-- Start of RECORDS FOR THIS EXERCISE --
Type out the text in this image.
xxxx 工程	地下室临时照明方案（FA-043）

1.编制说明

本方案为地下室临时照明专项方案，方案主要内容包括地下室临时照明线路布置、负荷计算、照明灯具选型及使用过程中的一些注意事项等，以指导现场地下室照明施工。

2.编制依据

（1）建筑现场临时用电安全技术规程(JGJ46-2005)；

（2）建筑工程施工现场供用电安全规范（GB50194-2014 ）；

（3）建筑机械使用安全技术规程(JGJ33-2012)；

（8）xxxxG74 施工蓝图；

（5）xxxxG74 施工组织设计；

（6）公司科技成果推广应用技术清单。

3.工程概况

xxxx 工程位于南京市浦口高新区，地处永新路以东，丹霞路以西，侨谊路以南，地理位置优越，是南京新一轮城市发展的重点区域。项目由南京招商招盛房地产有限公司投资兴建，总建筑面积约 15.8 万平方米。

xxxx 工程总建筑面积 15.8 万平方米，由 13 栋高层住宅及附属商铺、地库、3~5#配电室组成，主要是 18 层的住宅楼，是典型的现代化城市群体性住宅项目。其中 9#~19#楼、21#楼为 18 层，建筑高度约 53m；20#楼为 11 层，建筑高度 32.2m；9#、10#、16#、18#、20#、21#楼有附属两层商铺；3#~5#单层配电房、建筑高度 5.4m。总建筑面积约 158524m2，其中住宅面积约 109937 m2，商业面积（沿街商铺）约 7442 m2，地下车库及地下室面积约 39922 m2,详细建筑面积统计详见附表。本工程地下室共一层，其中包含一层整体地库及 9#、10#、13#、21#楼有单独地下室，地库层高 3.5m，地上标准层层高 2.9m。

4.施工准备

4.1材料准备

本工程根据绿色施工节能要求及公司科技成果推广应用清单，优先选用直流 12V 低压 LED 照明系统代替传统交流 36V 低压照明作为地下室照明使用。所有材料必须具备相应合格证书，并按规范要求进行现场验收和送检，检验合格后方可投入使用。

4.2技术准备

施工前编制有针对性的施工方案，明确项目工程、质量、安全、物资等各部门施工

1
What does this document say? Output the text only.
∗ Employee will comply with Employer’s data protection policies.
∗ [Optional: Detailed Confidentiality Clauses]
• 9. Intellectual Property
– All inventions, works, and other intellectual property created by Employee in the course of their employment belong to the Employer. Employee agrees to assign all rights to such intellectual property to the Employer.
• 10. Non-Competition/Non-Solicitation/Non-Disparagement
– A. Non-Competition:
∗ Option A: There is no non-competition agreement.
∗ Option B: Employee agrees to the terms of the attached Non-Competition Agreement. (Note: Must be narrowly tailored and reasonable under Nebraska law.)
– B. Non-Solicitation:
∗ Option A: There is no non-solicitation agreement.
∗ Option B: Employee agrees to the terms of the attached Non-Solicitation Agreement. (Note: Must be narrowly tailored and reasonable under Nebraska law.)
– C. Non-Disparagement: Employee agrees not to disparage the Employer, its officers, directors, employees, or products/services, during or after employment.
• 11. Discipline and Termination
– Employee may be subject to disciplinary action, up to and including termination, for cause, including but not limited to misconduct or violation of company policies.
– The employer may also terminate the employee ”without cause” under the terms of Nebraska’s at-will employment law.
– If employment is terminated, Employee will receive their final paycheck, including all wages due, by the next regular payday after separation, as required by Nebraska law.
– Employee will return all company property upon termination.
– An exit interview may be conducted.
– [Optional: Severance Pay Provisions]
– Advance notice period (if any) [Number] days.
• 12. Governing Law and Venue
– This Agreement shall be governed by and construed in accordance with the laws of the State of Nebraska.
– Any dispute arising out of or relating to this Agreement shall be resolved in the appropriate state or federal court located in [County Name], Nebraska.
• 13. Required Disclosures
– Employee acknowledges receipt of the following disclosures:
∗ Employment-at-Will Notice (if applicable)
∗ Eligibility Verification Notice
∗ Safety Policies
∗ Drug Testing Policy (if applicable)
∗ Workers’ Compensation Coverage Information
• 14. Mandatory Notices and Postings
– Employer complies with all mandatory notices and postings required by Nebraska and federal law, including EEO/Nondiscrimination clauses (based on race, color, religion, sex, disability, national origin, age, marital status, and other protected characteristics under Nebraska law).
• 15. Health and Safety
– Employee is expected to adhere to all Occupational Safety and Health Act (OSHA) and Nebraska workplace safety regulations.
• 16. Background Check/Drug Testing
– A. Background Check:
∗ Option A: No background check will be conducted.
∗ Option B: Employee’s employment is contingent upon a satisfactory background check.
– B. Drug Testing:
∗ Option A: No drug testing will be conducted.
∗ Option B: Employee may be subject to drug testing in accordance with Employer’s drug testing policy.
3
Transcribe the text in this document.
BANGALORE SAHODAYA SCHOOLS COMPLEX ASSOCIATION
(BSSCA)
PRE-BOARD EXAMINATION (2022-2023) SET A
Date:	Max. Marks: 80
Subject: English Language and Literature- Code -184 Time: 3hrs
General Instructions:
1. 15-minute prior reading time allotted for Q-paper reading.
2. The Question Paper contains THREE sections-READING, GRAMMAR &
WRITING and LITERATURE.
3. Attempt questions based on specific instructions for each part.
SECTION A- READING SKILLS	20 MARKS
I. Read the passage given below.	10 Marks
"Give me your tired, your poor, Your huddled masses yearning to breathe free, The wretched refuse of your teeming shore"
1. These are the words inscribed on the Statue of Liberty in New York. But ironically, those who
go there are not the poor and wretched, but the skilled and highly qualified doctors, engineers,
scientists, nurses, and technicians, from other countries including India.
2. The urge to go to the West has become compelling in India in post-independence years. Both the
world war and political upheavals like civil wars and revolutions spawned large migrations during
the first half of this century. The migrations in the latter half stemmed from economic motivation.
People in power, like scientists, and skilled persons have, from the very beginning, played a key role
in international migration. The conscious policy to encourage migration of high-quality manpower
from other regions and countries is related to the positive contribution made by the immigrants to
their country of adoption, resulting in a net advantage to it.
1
-- End of RECORDS FOR THIS EXERCISE --
§ BRIEF
Return each line in the records that holds the string "text".

§ IN RESPONSE
Type out the text in this image.
What does this document say? Output the text only.
Transcribe the text in this document.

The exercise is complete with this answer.